§ SUPPLIED MATERIAL:
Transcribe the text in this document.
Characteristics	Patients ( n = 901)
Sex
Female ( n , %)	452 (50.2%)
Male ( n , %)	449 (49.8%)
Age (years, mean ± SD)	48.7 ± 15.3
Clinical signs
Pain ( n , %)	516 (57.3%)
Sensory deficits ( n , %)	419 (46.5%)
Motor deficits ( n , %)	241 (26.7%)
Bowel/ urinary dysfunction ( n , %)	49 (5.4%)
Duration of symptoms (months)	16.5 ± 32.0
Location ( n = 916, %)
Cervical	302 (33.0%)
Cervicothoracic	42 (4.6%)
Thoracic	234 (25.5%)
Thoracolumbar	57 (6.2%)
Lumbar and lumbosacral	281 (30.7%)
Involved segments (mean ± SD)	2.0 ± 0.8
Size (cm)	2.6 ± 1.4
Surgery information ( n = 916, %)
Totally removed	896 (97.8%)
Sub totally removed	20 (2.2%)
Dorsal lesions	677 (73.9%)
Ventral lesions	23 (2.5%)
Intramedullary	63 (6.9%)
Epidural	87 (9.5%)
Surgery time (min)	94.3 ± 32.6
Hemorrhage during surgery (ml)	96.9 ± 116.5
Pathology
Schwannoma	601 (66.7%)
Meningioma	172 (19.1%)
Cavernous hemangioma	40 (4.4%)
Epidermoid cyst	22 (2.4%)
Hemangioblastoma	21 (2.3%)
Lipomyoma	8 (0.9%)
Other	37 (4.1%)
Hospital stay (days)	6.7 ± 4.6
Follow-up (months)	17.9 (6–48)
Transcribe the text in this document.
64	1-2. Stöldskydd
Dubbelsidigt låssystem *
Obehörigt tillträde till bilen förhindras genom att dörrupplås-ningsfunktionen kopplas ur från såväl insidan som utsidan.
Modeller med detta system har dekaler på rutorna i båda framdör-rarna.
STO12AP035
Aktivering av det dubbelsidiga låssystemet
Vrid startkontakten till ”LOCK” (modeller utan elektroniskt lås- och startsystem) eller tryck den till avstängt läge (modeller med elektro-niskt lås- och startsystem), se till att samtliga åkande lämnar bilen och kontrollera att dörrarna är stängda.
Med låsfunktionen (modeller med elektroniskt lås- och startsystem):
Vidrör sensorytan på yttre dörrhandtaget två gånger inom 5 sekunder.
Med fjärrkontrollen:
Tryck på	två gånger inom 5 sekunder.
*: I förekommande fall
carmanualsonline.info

§ TASK STATEMENT:
State how many lines in the listing above contain the string "till". Include no other words.

§ RESULT OF THIS TASK:
2